GOAL OF THE EXERCISE:
Every line below that includes "Presentación" counts toward the total. Report that total alone.

RECORDS TO PROCESS:
◆ ◆ ◆ ◆ ◆

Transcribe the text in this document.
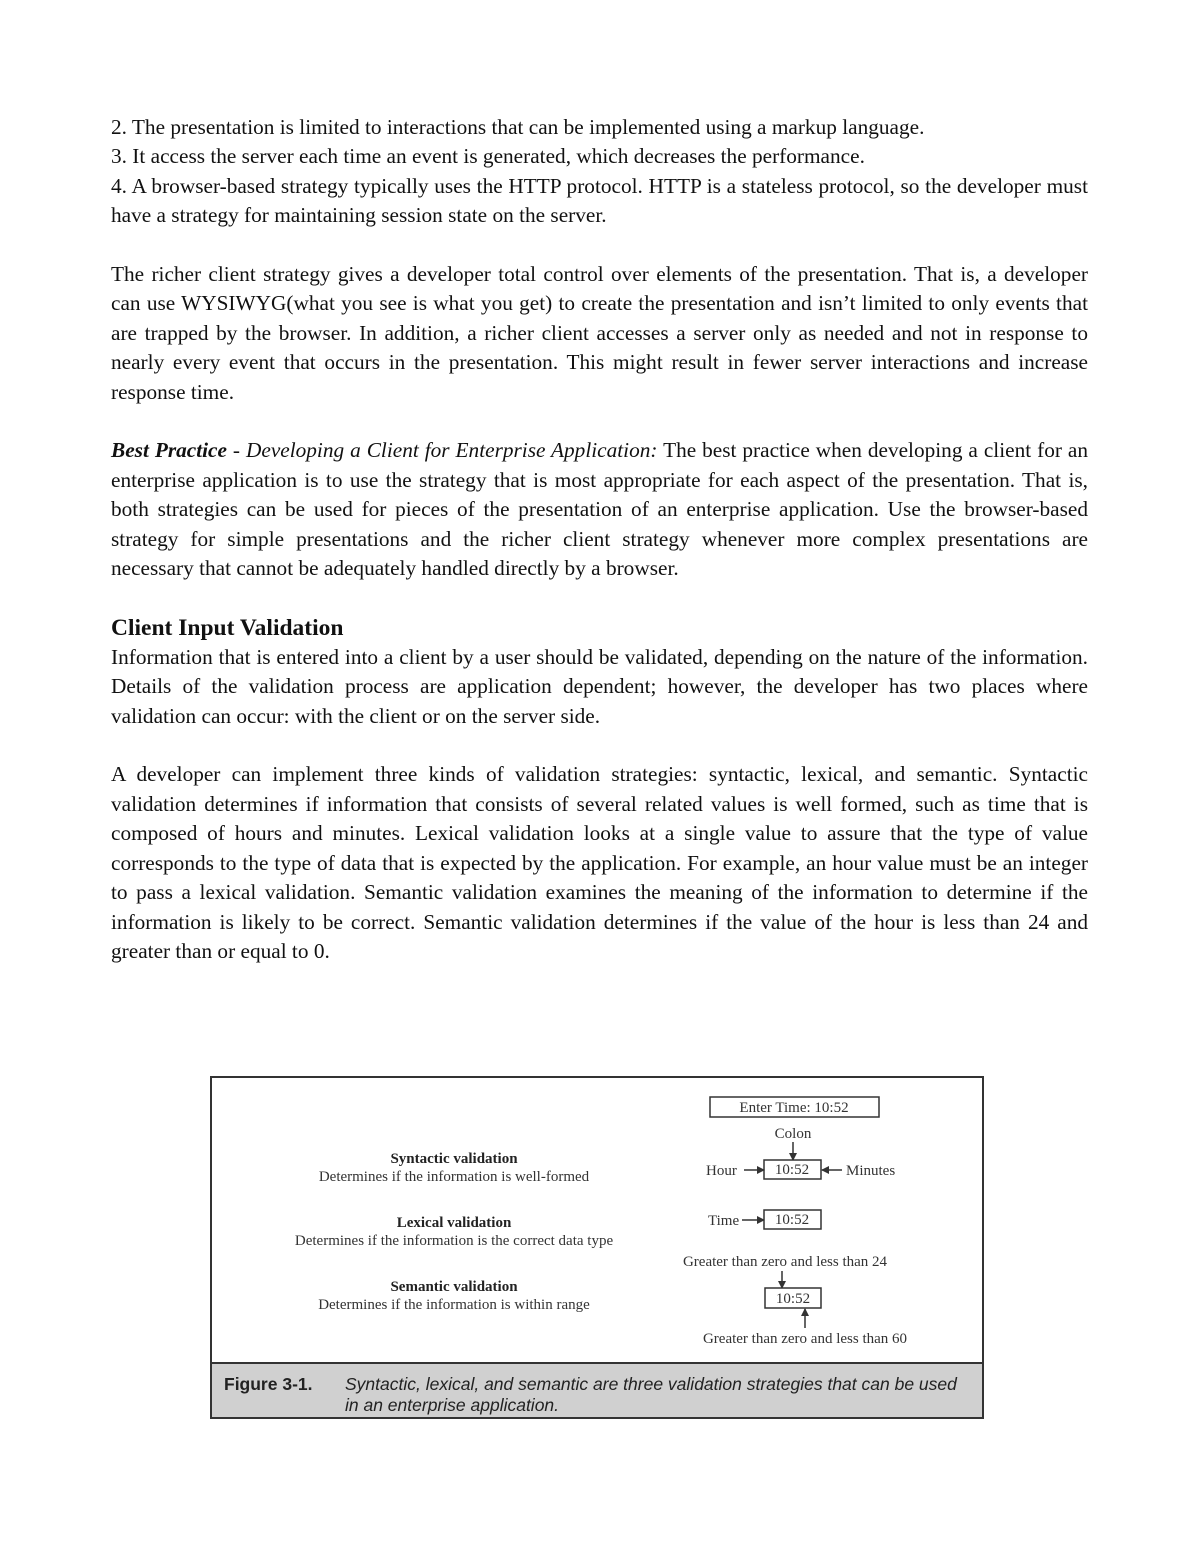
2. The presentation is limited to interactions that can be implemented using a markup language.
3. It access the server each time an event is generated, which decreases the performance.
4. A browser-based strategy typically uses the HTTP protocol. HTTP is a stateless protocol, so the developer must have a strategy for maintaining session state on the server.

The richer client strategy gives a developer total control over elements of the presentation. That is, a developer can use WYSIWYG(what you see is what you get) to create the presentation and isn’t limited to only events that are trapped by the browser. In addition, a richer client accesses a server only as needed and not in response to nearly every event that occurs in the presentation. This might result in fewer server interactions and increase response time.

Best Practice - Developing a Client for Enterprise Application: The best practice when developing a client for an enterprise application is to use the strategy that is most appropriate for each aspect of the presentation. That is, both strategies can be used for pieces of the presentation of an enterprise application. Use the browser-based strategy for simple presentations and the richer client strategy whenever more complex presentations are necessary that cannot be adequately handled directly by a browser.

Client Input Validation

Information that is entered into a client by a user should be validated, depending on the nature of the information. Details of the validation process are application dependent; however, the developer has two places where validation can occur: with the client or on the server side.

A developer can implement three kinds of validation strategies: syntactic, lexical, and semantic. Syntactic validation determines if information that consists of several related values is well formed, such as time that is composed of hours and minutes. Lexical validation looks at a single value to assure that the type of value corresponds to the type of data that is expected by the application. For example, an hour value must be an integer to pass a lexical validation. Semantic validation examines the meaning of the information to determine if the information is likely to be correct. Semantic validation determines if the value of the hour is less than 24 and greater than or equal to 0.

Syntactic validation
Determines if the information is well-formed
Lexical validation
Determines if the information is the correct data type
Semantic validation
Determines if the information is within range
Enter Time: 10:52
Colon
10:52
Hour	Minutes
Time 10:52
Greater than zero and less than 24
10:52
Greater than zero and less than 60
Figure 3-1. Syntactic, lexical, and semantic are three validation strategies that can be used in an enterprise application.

◆ ◆ ◆ ◆ ◆

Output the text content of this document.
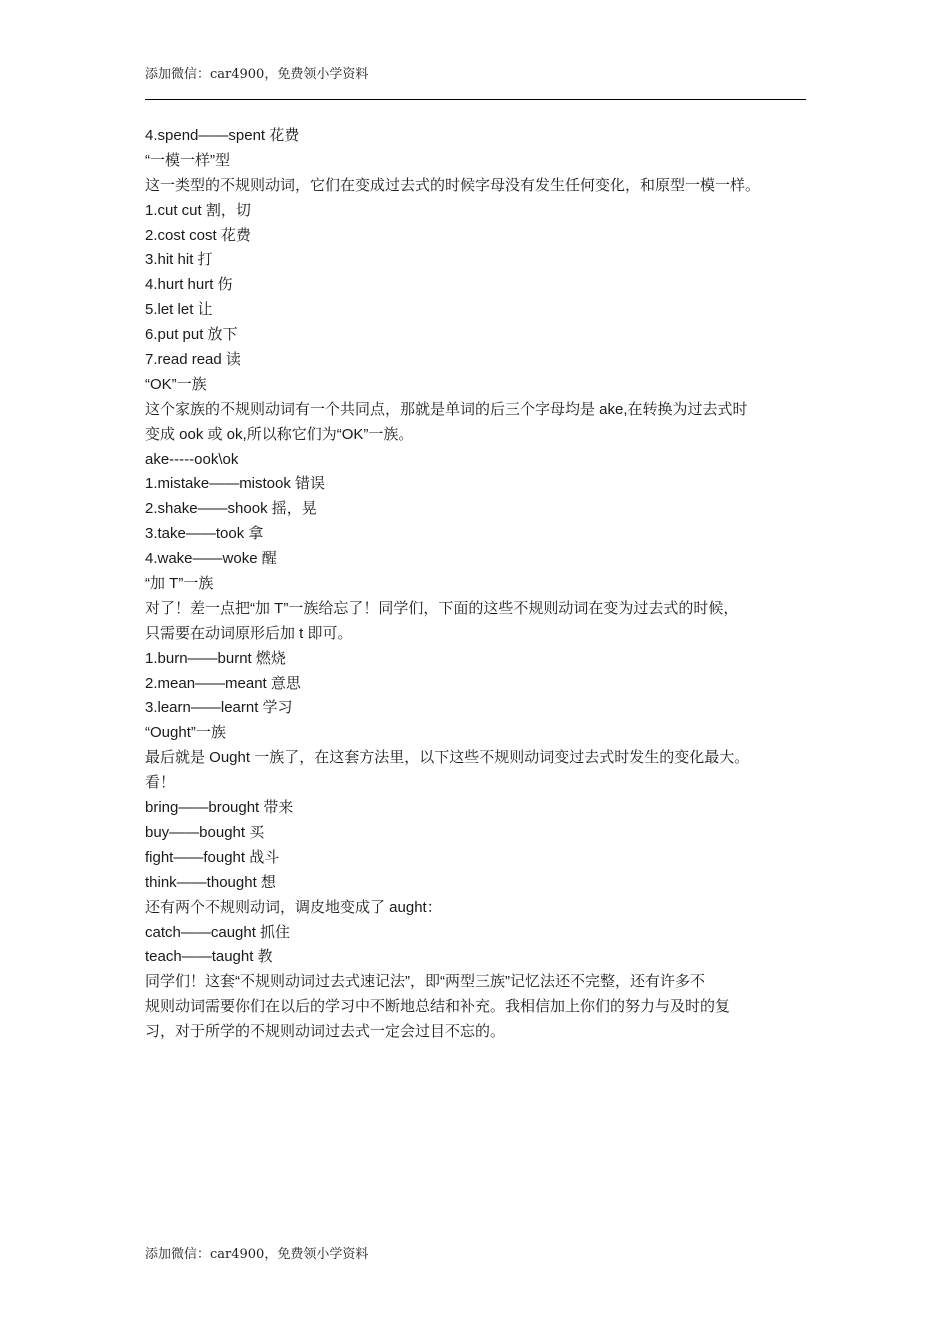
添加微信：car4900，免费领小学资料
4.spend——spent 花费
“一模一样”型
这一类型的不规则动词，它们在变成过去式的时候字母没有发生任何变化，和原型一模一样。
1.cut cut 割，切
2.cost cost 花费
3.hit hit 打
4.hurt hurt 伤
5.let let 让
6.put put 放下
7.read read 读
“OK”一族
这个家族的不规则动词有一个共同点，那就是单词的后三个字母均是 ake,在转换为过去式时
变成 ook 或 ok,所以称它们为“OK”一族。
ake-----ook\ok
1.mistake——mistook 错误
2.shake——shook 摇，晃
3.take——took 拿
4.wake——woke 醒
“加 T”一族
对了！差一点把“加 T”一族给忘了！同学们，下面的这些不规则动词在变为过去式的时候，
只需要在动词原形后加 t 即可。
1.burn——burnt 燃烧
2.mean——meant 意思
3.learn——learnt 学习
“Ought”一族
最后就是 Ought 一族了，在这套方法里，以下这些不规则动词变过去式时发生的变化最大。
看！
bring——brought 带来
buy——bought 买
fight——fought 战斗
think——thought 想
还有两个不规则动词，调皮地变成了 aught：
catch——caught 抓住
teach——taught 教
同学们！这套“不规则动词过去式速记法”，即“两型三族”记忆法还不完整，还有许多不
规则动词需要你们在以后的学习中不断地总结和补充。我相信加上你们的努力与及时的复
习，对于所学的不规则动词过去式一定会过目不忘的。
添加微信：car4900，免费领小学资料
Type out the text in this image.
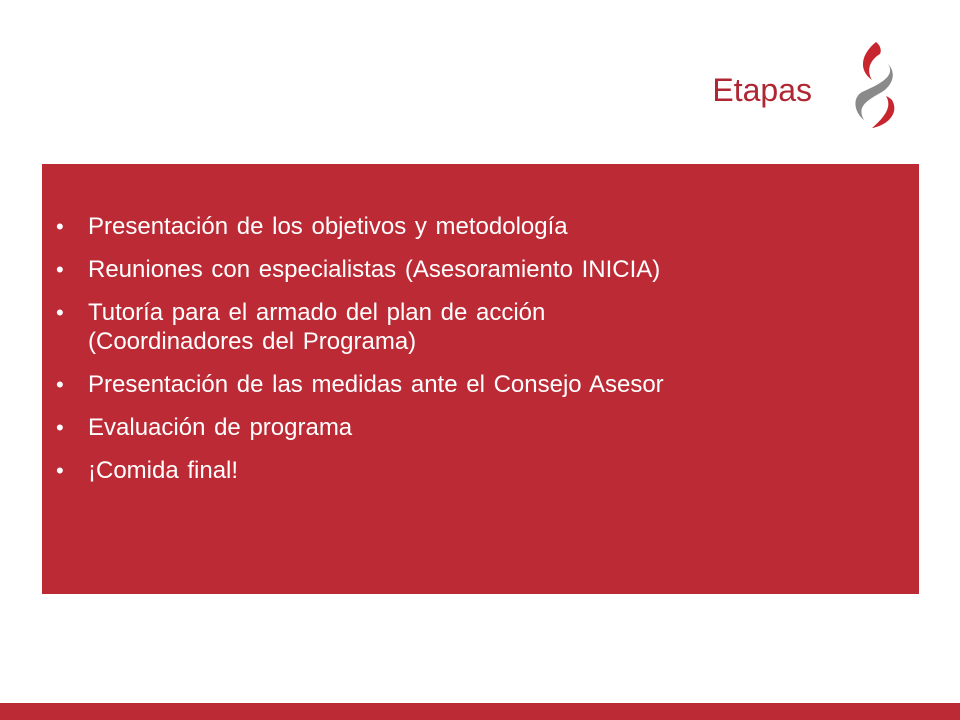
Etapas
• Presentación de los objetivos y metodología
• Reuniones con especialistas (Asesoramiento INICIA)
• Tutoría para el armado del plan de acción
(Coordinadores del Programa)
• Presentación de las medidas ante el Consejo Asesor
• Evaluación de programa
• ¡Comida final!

◆ ◆ ◆ ◆ ◆

COMPLETE OUTPUT:
2